**Aim:** List the lines of this listing that hold the word "ylabel".

══ Provided information

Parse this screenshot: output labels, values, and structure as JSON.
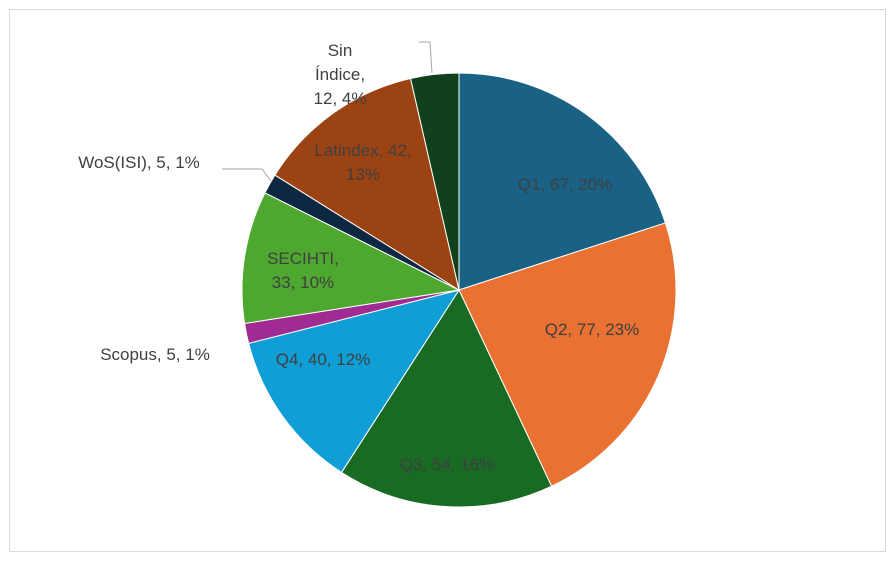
{
  "chart_data": {
    "type": "pie",
    "values": [
      67,
      77,
      54,
      40,
      5,
      33,
      5,
      42,
      12
    ],
    "value_labels": [
      "Q1, 67, 20%",
      "Q2, 77, 23%",
      "Q3, 54, 16%",
      "Q4, 40, 12%",
      "Scopus, 5, 1%",
      "SECIHTI, 33, 10%",
      "WoS(ISI), 5, 1%",
      "Latindex, 42, 13%",
      "Sin Índice, 12, 4%"
    ],
    "colors": [
      "#196185",
      "#e97132",
      "#196b24",
      "#0f9ed5",
      "#a02b93",
      "#4ea72e",
      "#0e2841",
      "#9c4313",
      "#10401c"
    ]
  }
}
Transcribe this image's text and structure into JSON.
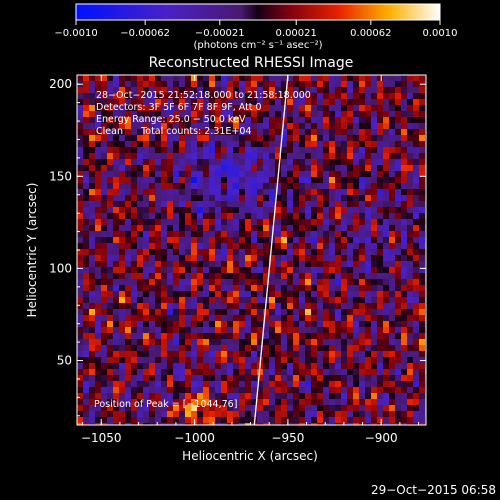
{
  "chart_data": {
    "type": "heatmap",
    "title": "Reconstructed RHESSI Image",
    "xlabel": "Heliocentric X (arcsec)",
    "ylabel": "Heliocentric Y (arcsec)",
    "xlim": [
      -1063,
      -876
    ],
    "ylim": [
      15,
      205
    ],
    "xticks": [
      -1050,
      -1000,
      -950,
      -900
    ],
    "xtick_labels": [
      "−1050",
      "−1000",
      "−950",
      "−900"
    ],
    "yticks": [
      50,
      100,
      150,
      200
    ],
    "ytick_labels": [
      "50",
      "100",
      "150",
      "200"
    ],
    "colorbar": {
      "min": -0.001,
      "max": 0.001,
      "ticks": [
        -0.001,
        -0.00062,
        -0.00021,
        0.00021,
        0.00062,
        0.001
      ],
      "tick_labels": [
        "−0.0010",
        "−0.00062",
        "−0.00021",
        "0.00021",
        "0.00062",
        "0.0010"
      ],
      "unit_label": "(photons cm⁻² s⁻¹ asec⁻²)"
    },
    "annotations": [
      "28−Oct−2015 21:52:18.000 to 21:58:18.000",
      "Detectors: 3F 5F 6F 7F 8F 9F, Att 0",
      "Energy Range: 25.0 − 50.0 keV",
      "Clean      Total counts: 2.31E+04"
    ],
    "peak_label": "Position of Peak = [−1044,76]",
    "limb_line": {
      "x": [
        -968,
        -950
      ],
      "y": [
        15,
        205
      ]
    },
    "grid": false,
    "legend": "none"
  },
  "footer": {
    "timestamp": "29−Oct−2015 06:58"
  }
}
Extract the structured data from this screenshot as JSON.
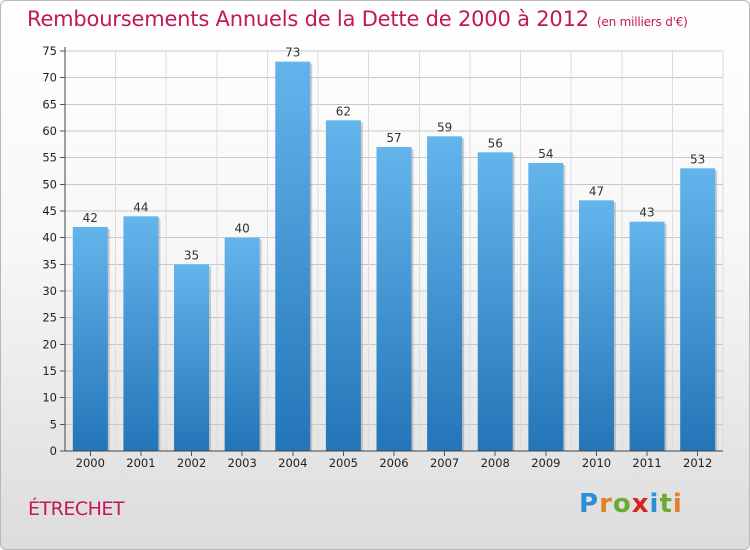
{
  "header": {
    "title": "Remboursements Annuels de la Dette de 2000 à 2012",
    "subtitle": "(en milliers d'€)"
  },
  "commune": "ÉTRECHET",
  "brand": {
    "name": "Proxiti",
    "letters": [
      "P",
      "r",
      "o",
      "x",
      "i",
      "t",
      "i"
    ],
    "letter_colors": [
      "#2a8fd6",
      "#e0822a",
      "#6cab2f",
      "#d9261c",
      "#2a8fd6",
      "#6cab2f",
      "#e0822a"
    ]
  },
  "colors": {
    "bar_top": "#64b4ec",
    "bar_bottom": "#2475b8",
    "title": "#c2185b",
    "grid": "#c8c8c8"
  },
  "chart_data": {
    "type": "bar",
    "title": "Remboursements Annuels de la Dette de 2000 à 2012",
    "xlabel": "",
    "ylabel": "",
    "ylim": [
      0,
      75
    ],
    "yticks": [
      0,
      5,
      10,
      15,
      20,
      25,
      30,
      35,
      40,
      45,
      50,
      55,
      60,
      65,
      70,
      75
    ],
    "grid": true,
    "categories": [
      "2000",
      "2001",
      "2002",
      "2003",
      "2004",
      "2005",
      "2006",
      "2007",
      "2008",
      "2009",
      "2010",
      "2011",
      "2012"
    ],
    "values": [
      42,
      44,
      35,
      40,
      73,
      62,
      57,
      59,
      56,
      54,
      47,
      43,
      53
    ]
  }
}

════

**Exercise result:**
    "ylabel": "Heliocentric Y (arcsec)",
    "ylabel": "",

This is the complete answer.